══ Dataset entries ══

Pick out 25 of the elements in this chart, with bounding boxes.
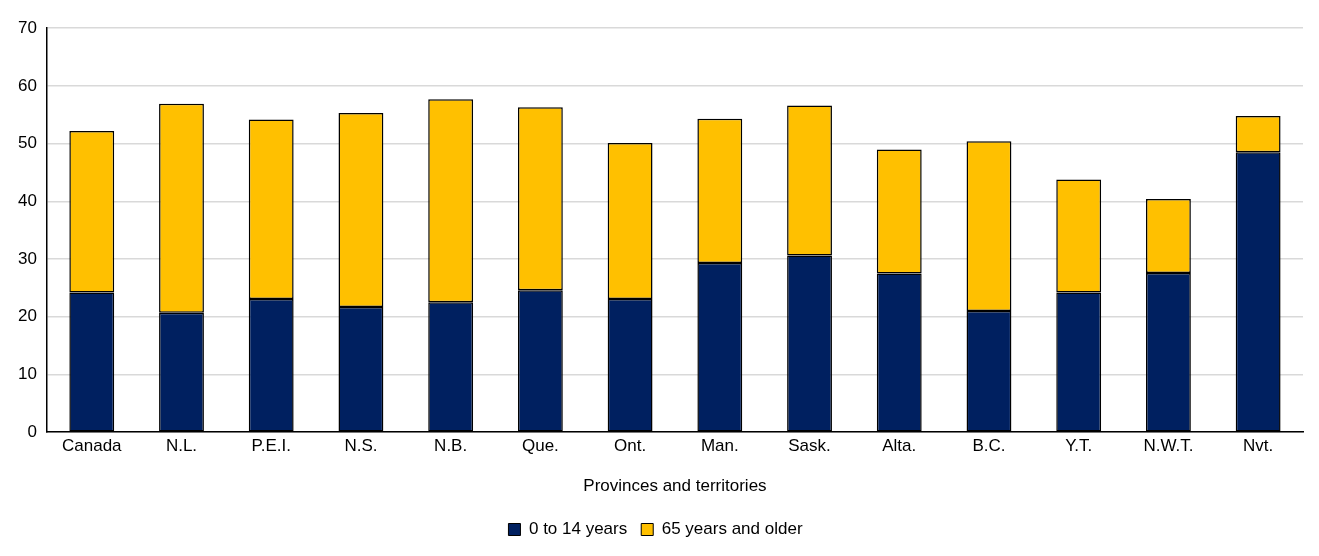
x-tick-label: Y.T. bbox=[1065, 436, 1093, 456]
y-tick-label: 60 bbox=[17, 75, 37, 95]
x-tick-label: P.E.I. bbox=[251, 436, 291, 456]
x-tick-label: N.W.T. bbox=[1143, 436, 1194, 456]
x-tick-label: Que. bbox=[521, 436, 559, 456]
x-axis-title: Provinces and territories bbox=[583, 476, 767, 496]
x-tick-label: Alta. bbox=[882, 436, 917, 456]
x-tick-label: B.C. bbox=[972, 436, 1006, 456]
x-tick-label: Sask. bbox=[788, 436, 831, 456]
x-tick-label: N.S. bbox=[344, 436, 378, 456]
y-tick-label: 0 bbox=[27, 421, 37, 441]
legend-label: 0 to 14 years bbox=[528, 519, 628, 539]
x-tick-label: Nvt. bbox=[1243, 436, 1274, 456]
y-tick-label: 10 bbox=[17, 364, 37, 384]
y-tick-label: 30 bbox=[17, 248, 37, 268]
y-tick-label: 20 bbox=[17, 306, 37, 326]
x-tick-label: Ont. bbox=[614, 436, 647, 456]
x-tick-label: Man. bbox=[700, 436, 739, 456]
y-tick-label: 50 bbox=[17, 133, 37, 153]
y-tick-label: 40 bbox=[17, 191, 37, 211]
y-tick-label: 70 bbox=[17, 17, 37, 37]
x-tick-label: Canada bbox=[61, 436, 123, 456]
x-tick-label: N.B. bbox=[434, 436, 468, 456]
legend-label: 65 years and older bbox=[661, 519, 803, 539]
x-tick-label: N.L. bbox=[165, 436, 198, 456]
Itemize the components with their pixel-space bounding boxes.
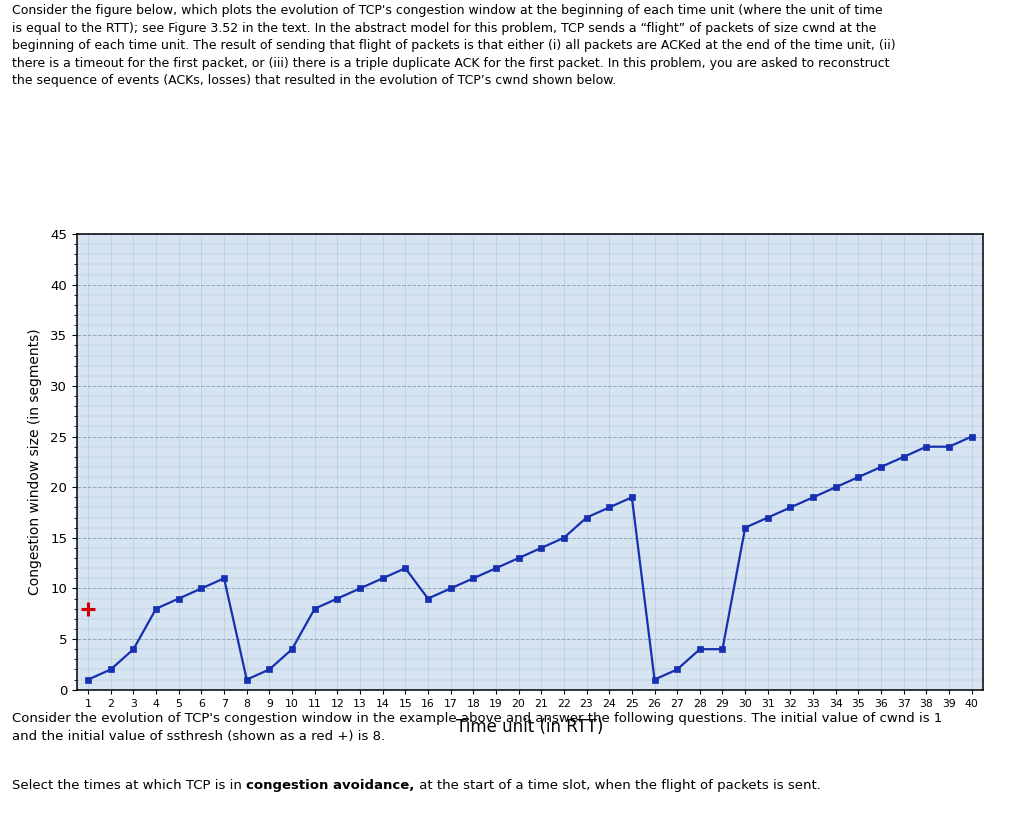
- Text: Select the times at which TCP is in: Select the times at which TCP is in: [12, 779, 247, 793]
- Y-axis label: Congestion window size (in segments): Congestion window size (in segments): [28, 329, 42, 595]
- Text: Consider the figure below, which plots the evolution of TCP's congestion window : Consider the figure below, which plots t…: [12, 4, 896, 87]
- Text: congestion avoidance,: congestion avoidance,: [247, 779, 415, 793]
- Text: Consider the evolution of TCP's congestion window in the example above and answe: Consider the evolution of TCP's congesti…: [12, 712, 943, 743]
- X-axis label: Time unit (in RTT): Time unit (in RTT): [457, 718, 603, 737]
- Text: at the start of a time slot, when the flight of packets is sent.: at the start of a time slot, when the fl…: [415, 779, 820, 793]
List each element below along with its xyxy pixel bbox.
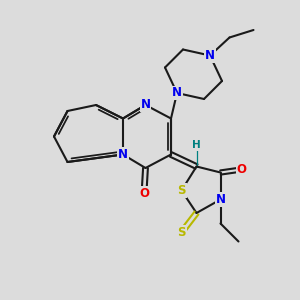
Text: N: N	[118, 148, 128, 161]
Text: H: H	[192, 140, 201, 151]
Text: S: S	[177, 184, 186, 197]
Text: O: O	[236, 163, 247, 176]
Text: N: N	[140, 98, 151, 112]
Text: O: O	[139, 187, 149, 200]
Text: N: N	[172, 86, 182, 100]
Text: S: S	[177, 226, 186, 239]
Text: N: N	[205, 49, 215, 62]
Text: N: N	[215, 193, 226, 206]
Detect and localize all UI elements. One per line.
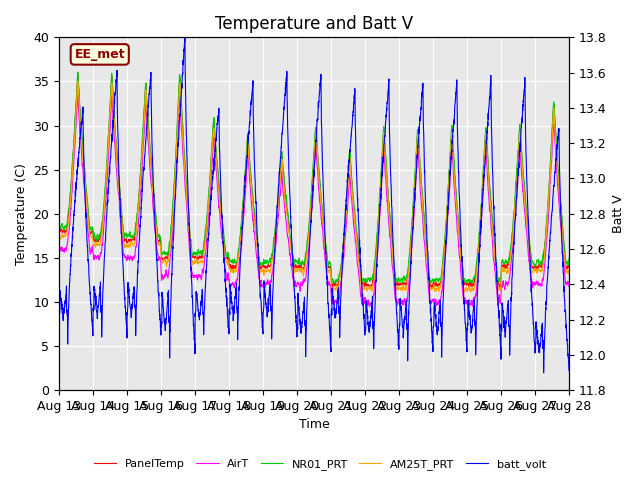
- AirT: [556, 204, 563, 210]
- batt_volt: [273, 206, 281, 212]
- AirT: [251, 233, 259, 239]
- AM25T_PRT: [251, 219, 259, 225]
- AM25T_PRT: [144, 120, 152, 125]
- NR01_PRT: [251, 211, 259, 216]
- batt_volt: [251, 169, 259, 175]
- NR01_PRT: [500, 261, 508, 267]
- Line: AirT: AirT: [59, 95, 569, 306]
- batt_volt: [113, 103, 121, 108]
- NR01_PRT: [144, 109, 152, 115]
- PanelTemp: [251, 217, 259, 223]
- PanelTemp: [114, 162, 122, 168]
- AirT: [273, 224, 281, 230]
- NR01_PRT: [556, 183, 563, 189]
- PanelTemp: [55, 226, 63, 231]
- AirT: [114, 180, 122, 185]
- Legend: PanelTemp, AirT, NR01_PRT, AM25T_PRT, batt_volt: PanelTemp, AirT, NR01_PRT, AM25T_PRT, ba…: [90, 455, 550, 474]
- batt_volt: [181, 30, 189, 36]
- Line: AM25T_PRT: AM25T_PRT: [59, 81, 569, 293]
- AM25T_PRT: [114, 168, 122, 174]
- AM25T_PRT: [55, 235, 63, 241]
- PanelTemp: [74, 72, 82, 78]
- AirT: [365, 303, 373, 309]
- Text: EE_met: EE_met: [74, 48, 125, 61]
- AirT: [144, 134, 152, 140]
- PanelTemp: [500, 263, 508, 268]
- AM25T_PRT: [556, 189, 563, 194]
- AirT: [74, 92, 82, 98]
- Y-axis label: Batt V: Batt V: [612, 194, 625, 233]
- Y-axis label: Temperature (C): Temperature (C): [15, 163, 28, 264]
- batt_volt: [565, 368, 573, 373]
- X-axis label: Time: Time: [299, 419, 330, 432]
- AirT: [500, 285, 508, 290]
- batt_volt: [55, 308, 63, 313]
- Line: NR01_PRT: NR01_PRT: [59, 72, 569, 284]
- AM25T_PRT: [565, 267, 573, 273]
- NR01_PRT: [273, 208, 281, 214]
- Line: batt_volt: batt_volt: [59, 33, 569, 373]
- batt_volt: [500, 320, 508, 325]
- Title: Temperature and Batt V: Temperature and Batt V: [215, 15, 413, 33]
- NR01_PRT: [565, 256, 573, 262]
- batt_volt: [540, 370, 547, 376]
- PanelTemp: [144, 114, 152, 120]
- NR01_PRT: [74, 70, 82, 75]
- batt_volt: [144, 109, 152, 115]
- AM25T_PRT: [500, 267, 508, 273]
- AM25T_PRT: [74, 78, 81, 84]
- PanelTemp: [565, 262, 573, 267]
- NR01_PRT: [462, 281, 470, 287]
- PanelTemp: [328, 285, 336, 291]
- Line: PanelTemp: PanelTemp: [59, 75, 569, 288]
- AirT: [55, 246, 63, 252]
- AirT: [565, 284, 573, 289]
- NR01_PRT: [114, 157, 122, 163]
- PanelTemp: [556, 186, 563, 192]
- PanelTemp: [273, 211, 281, 216]
- AM25T_PRT: [273, 214, 281, 219]
- batt_volt: [556, 156, 563, 162]
- AM25T_PRT: [335, 290, 342, 296]
- NR01_PRT: [55, 226, 63, 232]
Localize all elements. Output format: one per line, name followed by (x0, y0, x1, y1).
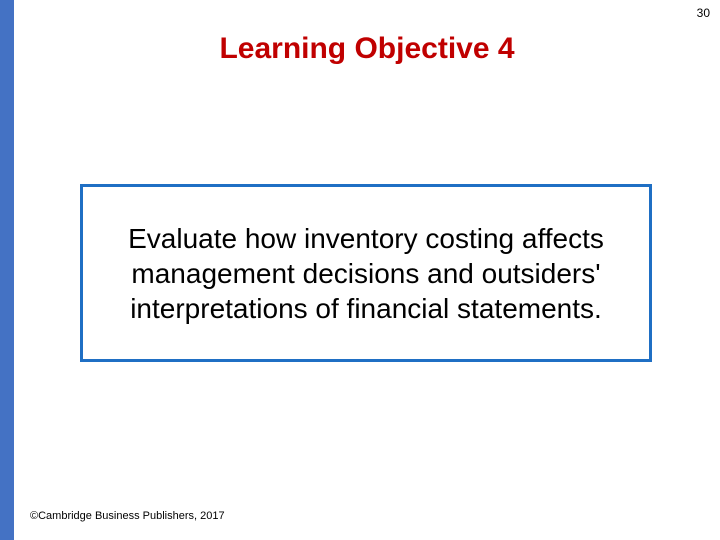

═══

Exercise task
Copy out every line of the items above word for word, without changing anything, but leave out the pictures.

Result for this task
Pick out 25 of the elements in this chart, with bounding boxes.
x-tick-label: Y.T. bbox=[1065, 436, 1093, 456]
y-tick-label: 60 bbox=[17, 75, 37, 95]
x-tick-label: P.E.I. bbox=[251, 436, 291, 456]
x-tick-label: N.W.T. bbox=[1143, 436, 1194, 456]
x-tick-label: Que. bbox=[521, 436, 559, 456]
x-axis-title: Provinces and territories bbox=[583, 476, 767, 496]
x-tick-label: Alta. bbox=[882, 436, 917, 456]
x-tick-label: B.C. bbox=[972, 436, 1006, 456]
x-tick-label: Sask. bbox=[788, 436, 831, 456]
x-tick-label: N.S. bbox=[344, 436, 378, 456]
y-tick-label: 0 bbox=[27, 421, 37, 441]
legend-label: 0 to 14 years bbox=[528, 519, 628, 539]
x-tick-label: Nvt. bbox=[1243, 436, 1274, 456]
y-tick-label: 10 bbox=[17, 364, 37, 384]
y-tick-label: 30 bbox=[17, 248, 37, 268]
y-tick-label: 20 bbox=[17, 306, 37, 326]
x-tick-label: Ont. bbox=[614, 436, 647, 456]
x-tick-label: Man. bbox=[700, 436, 739, 456]
y-tick-label: 50 bbox=[17, 133, 37, 153]
y-tick-label: 40 bbox=[17, 191, 37, 211]
y-tick-label: 70 bbox=[17, 17, 37, 37]
x-tick-label: Canada bbox=[61, 436, 123, 456]
x-tick-label: N.B. bbox=[434, 436, 468, 456]
legend-label: 65 years and older bbox=[661, 519, 803, 539]
x-tick-label: N.L. bbox=[165, 436, 198, 456]
Itemize the components with their pixel-space bounding boxes.
- Text: Select the times at which TCP is in: Select the times at which TCP is in: [12, 779, 247, 793]
- Y-axis label: Congestion window size (in segments): Congestion window size (in segments): [28, 329, 42, 595]
- Text: Consider the figure below, which plots the evolution of TCP's congestion window : Consider the figure below, which plots t…: [12, 4, 896, 87]
- Text: congestion avoidance,: congestion avoidance,: [247, 779, 415, 793]
- Text: Consider the evolution of TCP's congestion window in the example above and answe: Consider the evolution of TCP's congesti…: [12, 712, 943, 743]
- X-axis label: Time unit (in RTT): Time unit (in RTT): [457, 718, 603, 737]
- Text: at the start of a time slot, when the flight of packets is sent.: at the start of a time slot, when the fl…: [415, 779, 820, 793]
List each element below along with its xyxy pixel bbox.
Text: N: N	[118, 148, 128, 161]
Text: H: H	[192, 140, 201, 151]
Text: S: S	[177, 184, 186, 197]
Text: O: O	[236, 163, 247, 176]
Text: N: N	[140, 98, 151, 112]
Text: O: O	[139, 187, 149, 200]
Text: N: N	[172, 86, 182, 100]
Text: S: S	[177, 226, 186, 239]
Text: N: N	[205, 49, 215, 62]
Text: N: N	[215, 193, 226, 206]
Detect and localize all UI elements. One per line.
- AirT: [556, 204, 563, 210]
- batt_volt: [273, 206, 281, 212]
- AirT: [251, 233, 259, 239]
- AM25T_PRT: [251, 219, 259, 225]
- AM25T_PRT: [144, 120, 152, 125]
- NR01_PRT: [251, 211, 259, 216]
- batt_volt: [251, 169, 259, 175]
- NR01_PRT: [500, 261, 508, 267]
- Line: AirT: AirT: [59, 95, 569, 306]
- batt_volt: [113, 103, 121, 108]
- NR01_PRT: [144, 109, 152, 115]
- PanelTemp: [251, 217, 259, 223]
- PanelTemp: [114, 162, 122, 168]
- AirT: [273, 224, 281, 230]
- NR01_PRT: [556, 183, 563, 189]
- PanelTemp: [55, 226, 63, 231]
- AirT: [114, 180, 122, 185]
- Legend: PanelTemp, AirT, NR01_PRT, AM25T_PRT, batt_volt: PanelTemp, AirT, NR01_PRT, AM25T_PRT, ba…: [90, 455, 550, 474]
- batt_volt: [181, 30, 189, 36]
- Line: AM25T_PRT: AM25T_PRT: [59, 81, 569, 293]
- AM25T_PRT: [114, 168, 122, 174]
- AM25T_PRT: [55, 235, 63, 241]
- PanelTemp: [74, 72, 82, 78]
- AirT: [365, 303, 373, 309]
- Text: EE_met: EE_met: [74, 48, 125, 61]
- AirT: [144, 134, 152, 140]
- PanelTemp: [500, 263, 508, 268]
- AM25T_PRT: [556, 189, 563, 194]
- AirT: [74, 92, 82, 98]
- Y-axis label: Batt V: Batt V: [612, 194, 625, 233]
- Y-axis label: Temperature (C): Temperature (C): [15, 163, 28, 264]
- batt_volt: [565, 368, 573, 373]
- X-axis label: Time: Time: [299, 419, 330, 432]
- AirT: [500, 285, 508, 290]
- batt_volt: [55, 308, 63, 313]
- Line: NR01_PRT: NR01_PRT: [59, 72, 569, 284]
- AM25T_PRT: [565, 267, 573, 273]
- NR01_PRT: [273, 208, 281, 214]
- Line: batt_volt: batt_volt: [59, 33, 569, 373]
- batt_volt: [500, 320, 508, 325]
- Title: Temperature and Batt V: Temperature and Batt V: [215, 15, 413, 33]
- NR01_PRT: [565, 256, 573, 262]
- batt_volt: [540, 370, 547, 376]
- PanelTemp: [144, 114, 152, 120]
- NR01_PRT: [74, 70, 82, 75]
- batt_volt: [144, 109, 152, 115]
- AM25T_PRT: [500, 267, 508, 273]
- AM25T_PRT: [74, 78, 81, 84]
- PanelTemp: [565, 262, 573, 267]
- NR01_PRT: [462, 281, 470, 287]
- PanelTemp: [328, 285, 336, 291]
- Line: PanelTemp: PanelTemp: [59, 75, 569, 288]
- AirT: [55, 246, 63, 252]
- AirT: [565, 284, 573, 289]
- NR01_PRT: [114, 157, 122, 163]
- PanelTemp: [556, 186, 563, 192]
- PanelTemp: [273, 211, 281, 216]
- AM25T_PRT: [273, 214, 281, 219]
- batt_volt: [556, 156, 563, 162]
- AM25T_PRT: [335, 290, 342, 296]
- NR01_PRT: [55, 226, 63, 232]
Localize all elements. Output format: one per line, name followed by (x0, y0, x1, y1).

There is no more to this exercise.